# [Task inputs]
——————

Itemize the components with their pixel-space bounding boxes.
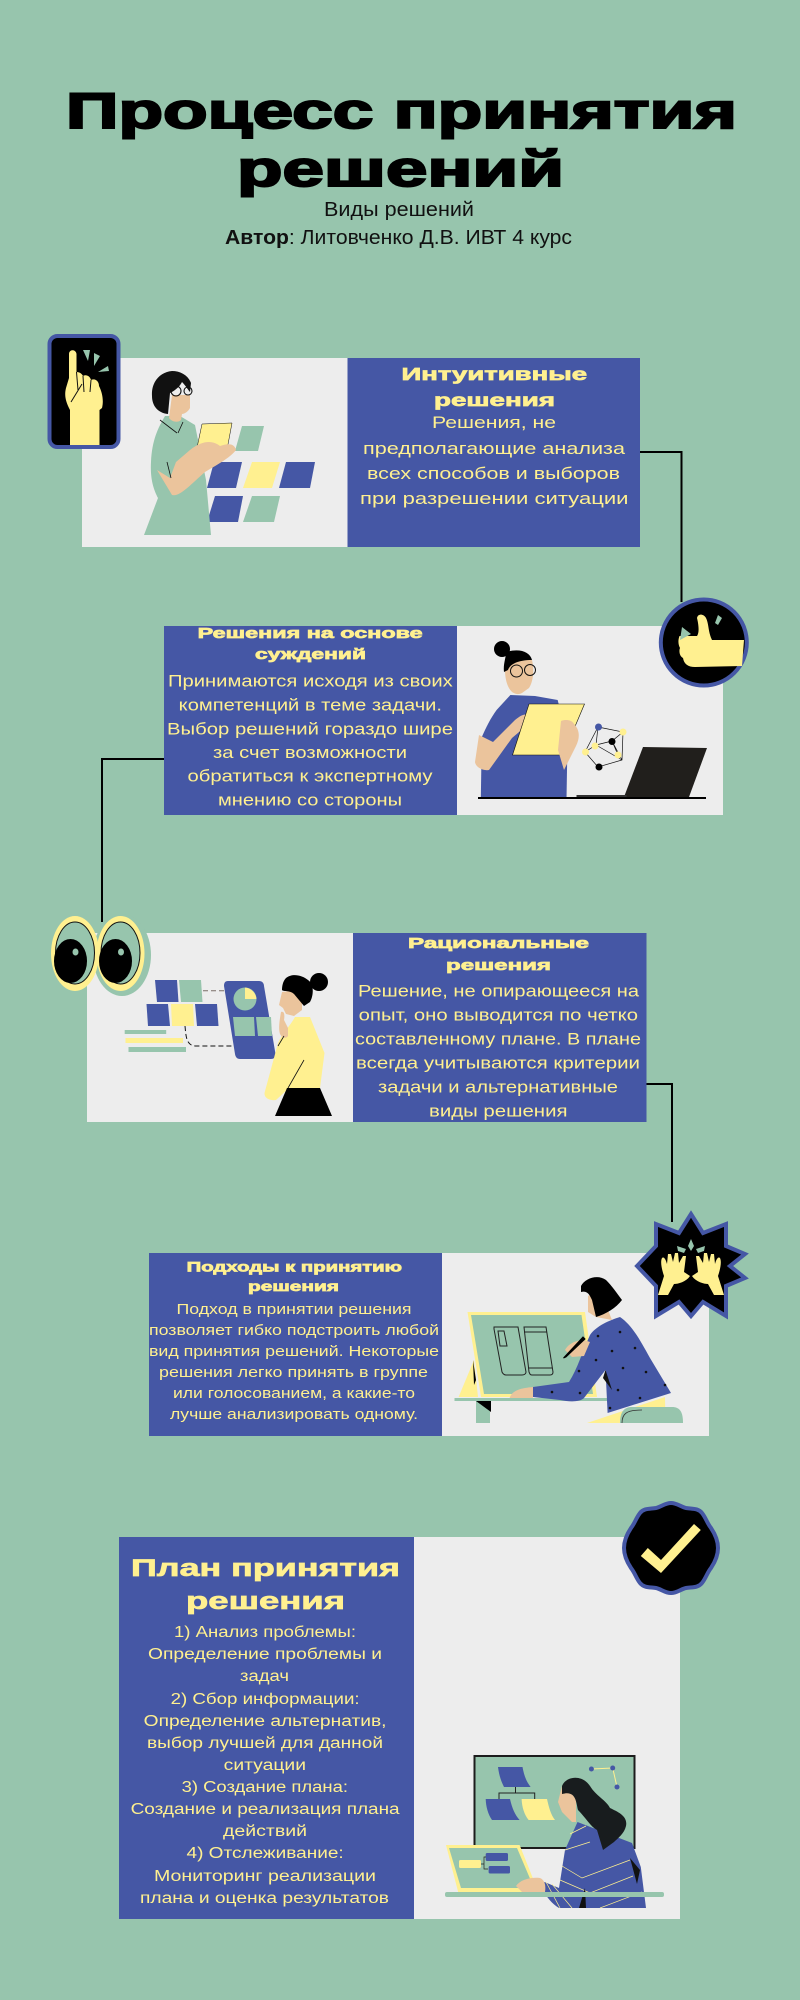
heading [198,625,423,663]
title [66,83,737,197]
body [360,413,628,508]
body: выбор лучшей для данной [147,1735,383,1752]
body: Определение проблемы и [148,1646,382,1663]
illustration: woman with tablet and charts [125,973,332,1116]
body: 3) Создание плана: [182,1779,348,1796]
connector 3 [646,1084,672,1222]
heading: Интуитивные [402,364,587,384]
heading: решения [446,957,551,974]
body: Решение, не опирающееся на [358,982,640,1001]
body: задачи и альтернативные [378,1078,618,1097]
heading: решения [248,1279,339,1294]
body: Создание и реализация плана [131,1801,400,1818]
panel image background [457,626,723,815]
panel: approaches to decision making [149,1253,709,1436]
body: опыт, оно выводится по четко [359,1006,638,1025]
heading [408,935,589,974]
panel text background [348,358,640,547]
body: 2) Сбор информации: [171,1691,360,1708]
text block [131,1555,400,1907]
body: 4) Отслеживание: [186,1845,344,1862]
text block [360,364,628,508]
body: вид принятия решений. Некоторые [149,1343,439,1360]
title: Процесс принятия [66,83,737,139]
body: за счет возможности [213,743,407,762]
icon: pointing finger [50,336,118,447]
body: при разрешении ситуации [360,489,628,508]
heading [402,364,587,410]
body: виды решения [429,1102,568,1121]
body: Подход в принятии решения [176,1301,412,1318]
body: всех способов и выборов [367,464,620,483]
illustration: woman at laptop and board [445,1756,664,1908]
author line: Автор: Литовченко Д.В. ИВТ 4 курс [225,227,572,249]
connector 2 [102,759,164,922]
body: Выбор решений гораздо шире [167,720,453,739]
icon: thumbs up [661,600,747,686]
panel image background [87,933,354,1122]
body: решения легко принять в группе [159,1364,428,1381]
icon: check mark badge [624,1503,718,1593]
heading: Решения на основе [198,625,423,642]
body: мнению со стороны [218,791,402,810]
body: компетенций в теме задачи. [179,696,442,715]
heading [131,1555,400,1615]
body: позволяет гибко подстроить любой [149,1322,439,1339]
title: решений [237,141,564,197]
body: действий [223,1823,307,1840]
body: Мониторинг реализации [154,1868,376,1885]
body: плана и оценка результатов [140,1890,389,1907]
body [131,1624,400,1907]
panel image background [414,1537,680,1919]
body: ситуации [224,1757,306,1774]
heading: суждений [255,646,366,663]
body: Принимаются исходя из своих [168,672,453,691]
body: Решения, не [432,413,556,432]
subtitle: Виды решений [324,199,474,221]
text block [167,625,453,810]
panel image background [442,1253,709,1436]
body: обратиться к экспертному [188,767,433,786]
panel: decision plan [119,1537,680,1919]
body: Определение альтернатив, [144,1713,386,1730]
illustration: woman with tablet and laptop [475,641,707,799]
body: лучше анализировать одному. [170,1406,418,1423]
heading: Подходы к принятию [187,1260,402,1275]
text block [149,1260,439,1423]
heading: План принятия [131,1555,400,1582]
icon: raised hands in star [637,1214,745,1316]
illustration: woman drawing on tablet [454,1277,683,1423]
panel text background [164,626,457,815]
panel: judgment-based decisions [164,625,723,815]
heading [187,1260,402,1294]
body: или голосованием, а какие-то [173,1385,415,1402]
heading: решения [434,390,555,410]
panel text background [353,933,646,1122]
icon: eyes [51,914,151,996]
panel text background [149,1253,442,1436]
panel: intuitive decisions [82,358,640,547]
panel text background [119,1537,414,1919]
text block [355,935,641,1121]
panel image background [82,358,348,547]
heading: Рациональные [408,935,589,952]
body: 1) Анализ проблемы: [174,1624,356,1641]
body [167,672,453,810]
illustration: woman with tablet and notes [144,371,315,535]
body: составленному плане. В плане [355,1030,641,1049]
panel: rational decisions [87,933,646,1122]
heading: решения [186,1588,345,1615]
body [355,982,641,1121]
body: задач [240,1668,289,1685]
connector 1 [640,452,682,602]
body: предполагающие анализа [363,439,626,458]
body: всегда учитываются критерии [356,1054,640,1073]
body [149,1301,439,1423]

——————

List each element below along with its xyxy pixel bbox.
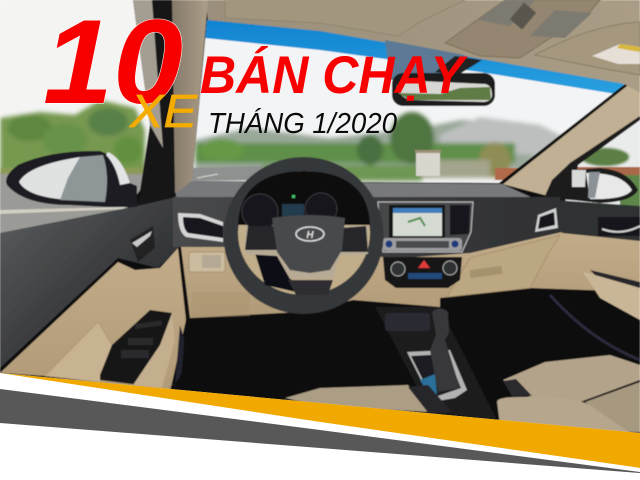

——————

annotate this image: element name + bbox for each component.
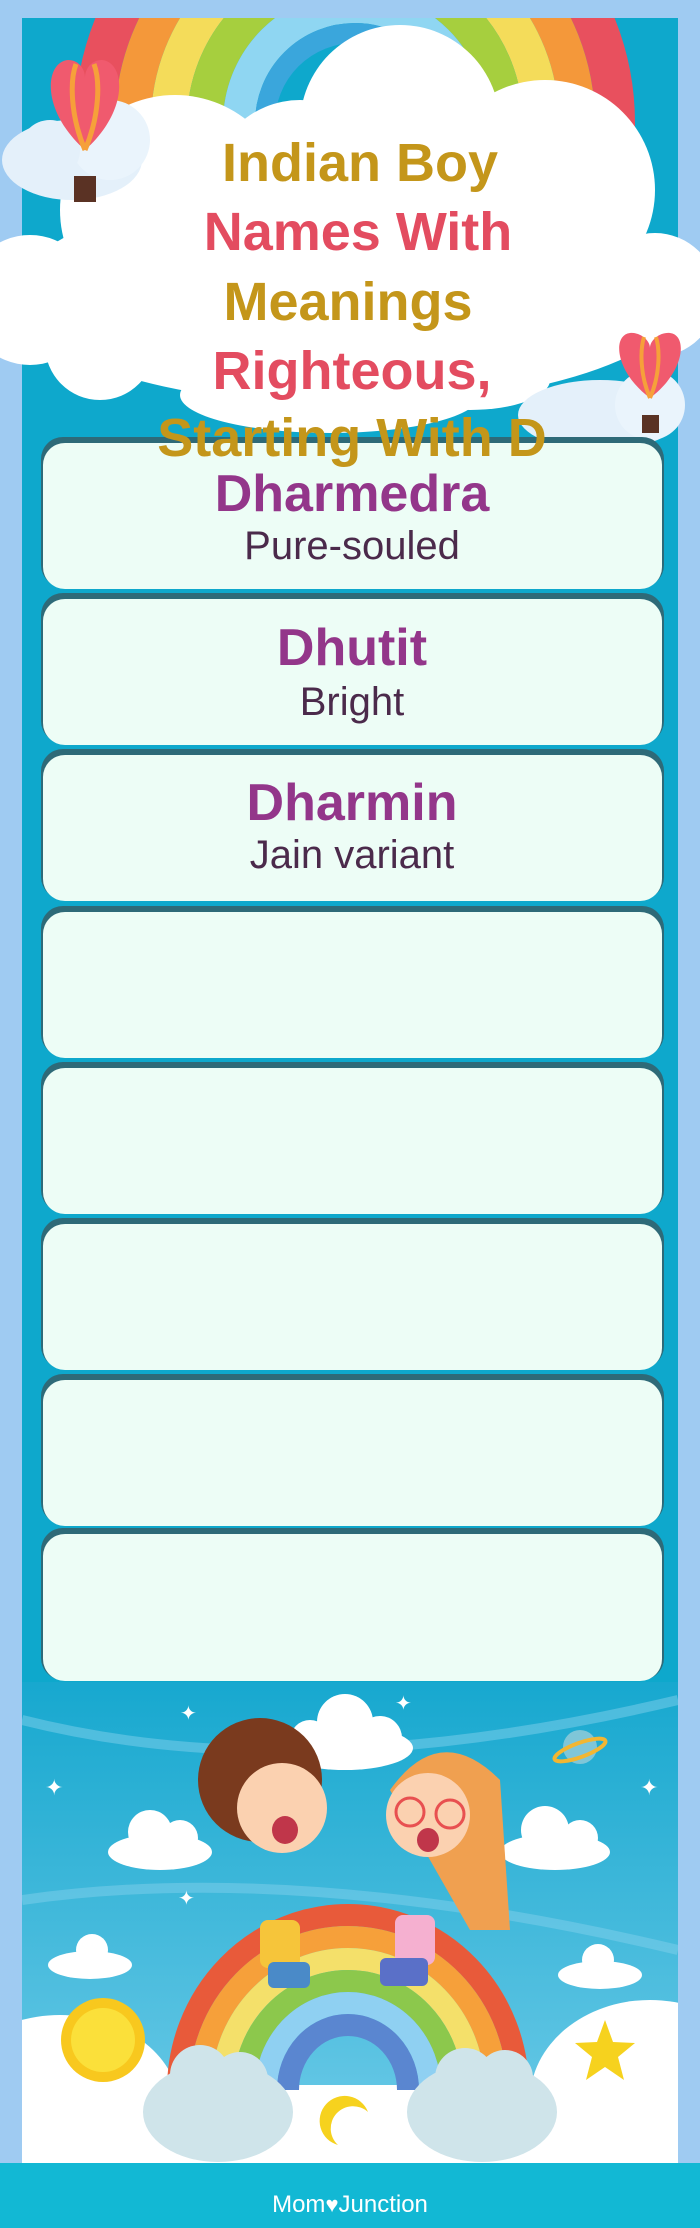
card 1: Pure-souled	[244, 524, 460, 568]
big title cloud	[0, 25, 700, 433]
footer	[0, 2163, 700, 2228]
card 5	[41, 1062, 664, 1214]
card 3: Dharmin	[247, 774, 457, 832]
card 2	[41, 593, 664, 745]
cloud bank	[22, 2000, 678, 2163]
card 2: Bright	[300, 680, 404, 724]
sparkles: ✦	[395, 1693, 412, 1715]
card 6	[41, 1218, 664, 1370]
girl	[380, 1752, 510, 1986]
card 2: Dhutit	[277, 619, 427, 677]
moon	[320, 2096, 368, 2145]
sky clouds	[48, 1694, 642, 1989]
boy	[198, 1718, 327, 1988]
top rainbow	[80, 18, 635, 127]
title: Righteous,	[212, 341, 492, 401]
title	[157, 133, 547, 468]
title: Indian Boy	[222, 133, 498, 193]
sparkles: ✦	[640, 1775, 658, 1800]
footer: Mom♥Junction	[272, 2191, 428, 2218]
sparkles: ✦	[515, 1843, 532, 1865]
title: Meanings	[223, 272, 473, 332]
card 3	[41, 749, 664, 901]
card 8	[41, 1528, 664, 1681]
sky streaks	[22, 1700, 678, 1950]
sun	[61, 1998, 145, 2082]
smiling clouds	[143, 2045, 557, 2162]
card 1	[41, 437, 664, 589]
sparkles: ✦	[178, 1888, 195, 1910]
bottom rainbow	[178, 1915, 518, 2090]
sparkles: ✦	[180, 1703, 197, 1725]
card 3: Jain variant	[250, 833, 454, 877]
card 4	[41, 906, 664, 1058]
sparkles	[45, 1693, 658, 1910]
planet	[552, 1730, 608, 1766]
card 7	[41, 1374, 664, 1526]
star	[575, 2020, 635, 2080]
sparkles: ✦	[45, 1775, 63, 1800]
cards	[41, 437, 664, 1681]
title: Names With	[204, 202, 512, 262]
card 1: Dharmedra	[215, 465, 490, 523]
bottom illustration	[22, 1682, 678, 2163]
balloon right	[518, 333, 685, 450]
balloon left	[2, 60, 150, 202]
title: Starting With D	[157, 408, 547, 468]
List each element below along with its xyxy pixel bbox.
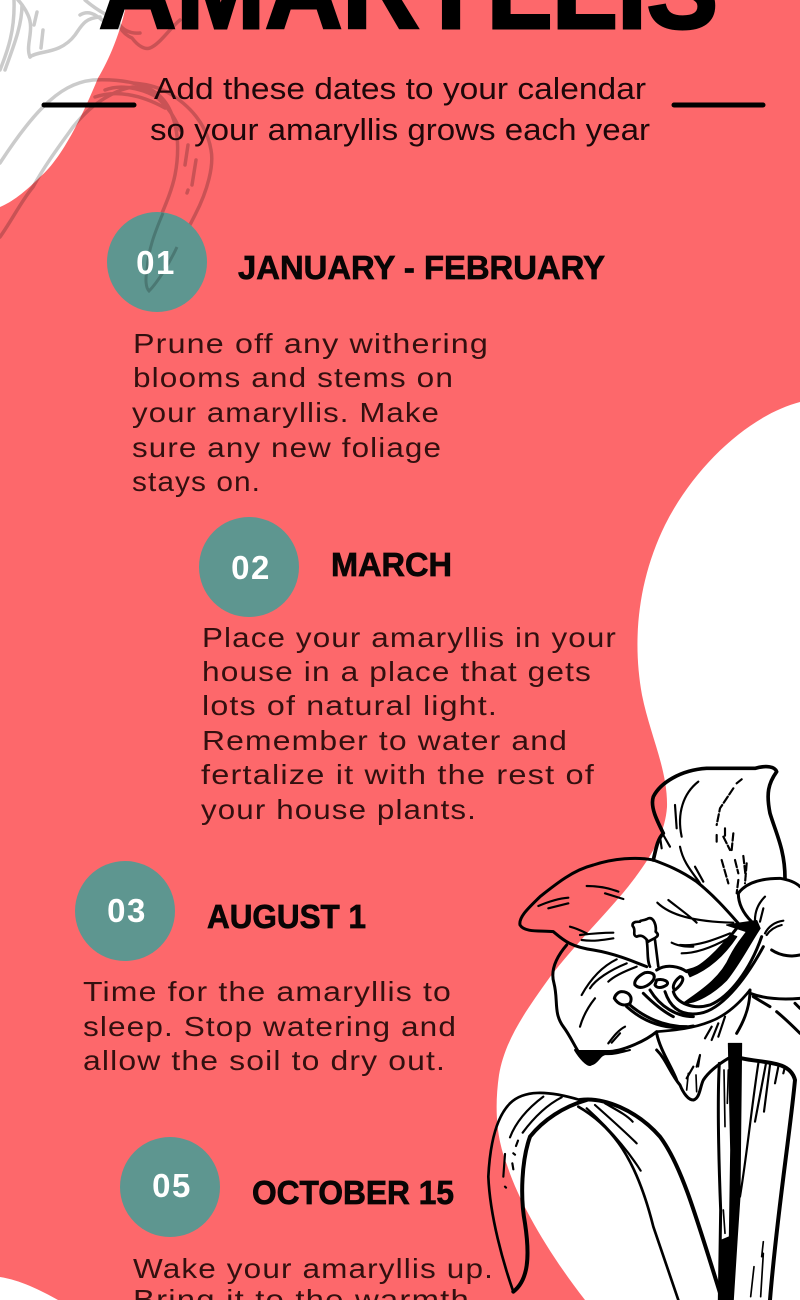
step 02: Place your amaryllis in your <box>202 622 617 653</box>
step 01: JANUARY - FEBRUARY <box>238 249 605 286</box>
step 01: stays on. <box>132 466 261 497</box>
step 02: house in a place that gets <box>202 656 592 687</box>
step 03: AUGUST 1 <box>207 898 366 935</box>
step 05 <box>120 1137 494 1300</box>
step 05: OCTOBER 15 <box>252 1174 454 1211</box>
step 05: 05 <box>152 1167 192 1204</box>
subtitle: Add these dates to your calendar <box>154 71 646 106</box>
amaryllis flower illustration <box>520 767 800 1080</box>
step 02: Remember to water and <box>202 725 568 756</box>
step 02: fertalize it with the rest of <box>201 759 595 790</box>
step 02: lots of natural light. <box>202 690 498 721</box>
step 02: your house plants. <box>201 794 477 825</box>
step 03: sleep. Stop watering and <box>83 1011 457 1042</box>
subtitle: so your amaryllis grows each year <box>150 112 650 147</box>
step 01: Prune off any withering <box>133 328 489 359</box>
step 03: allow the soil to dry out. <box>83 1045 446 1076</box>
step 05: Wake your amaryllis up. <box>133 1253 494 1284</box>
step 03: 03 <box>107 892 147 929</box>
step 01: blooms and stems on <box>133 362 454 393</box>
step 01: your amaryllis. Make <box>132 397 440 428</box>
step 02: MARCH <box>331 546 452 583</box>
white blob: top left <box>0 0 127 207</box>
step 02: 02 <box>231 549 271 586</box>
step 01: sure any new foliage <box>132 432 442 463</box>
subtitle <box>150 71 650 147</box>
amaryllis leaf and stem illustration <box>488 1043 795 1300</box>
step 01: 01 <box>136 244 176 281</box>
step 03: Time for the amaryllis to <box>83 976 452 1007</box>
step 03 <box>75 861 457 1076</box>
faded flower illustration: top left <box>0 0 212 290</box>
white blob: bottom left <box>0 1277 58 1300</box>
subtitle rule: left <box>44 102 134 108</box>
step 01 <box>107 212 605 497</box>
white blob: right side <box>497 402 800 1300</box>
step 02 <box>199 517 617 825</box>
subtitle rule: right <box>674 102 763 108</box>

——————

Reproduce the stretch of data from the line with "Itemize the components" through the line with "body: вид принятия", both ends included. Leave any pictures out of your answer.

Itemize the components with their pixel-space bounding boxes.
heading [198,625,423,663]
title [66,83,737,197]
body [360,413,628,508]
body: выбор лучшей для данной [147,1735,383,1752]
body: Определение проблемы и [148,1646,382,1663]
illustration: woman with tablet and charts [125,973,332,1116]
body: 3) Создание плана: [182,1779,348,1796]
connector 3 [646,1084,672,1222]
heading: Интуитивные [402,364,587,384]
heading: решения [446,957,551,974]
body: Решение, не опирающееся на [358,982,640,1001]
body: задачи и альтернативные [378,1078,618,1097]
heading: решения [248,1279,339,1294]
body: Создание и реализация плана [131,1801,400,1818]
panel image background [457,626,723,815]
panel: approaches to decision making [149,1253,709,1436]
body: опыт, оно выводится по четко [359,1006,638,1025]
heading [408,935,589,974]
panel text background [348,358,640,547]
body: 2) Сбор информации: [171,1691,360,1708]
text block [131,1555,400,1907]
body: 4) Отслеживание: [186,1845,344,1862]
text block [360,364,628,508]
body: вид принятия решений. Некоторые [149,1343,439,1360]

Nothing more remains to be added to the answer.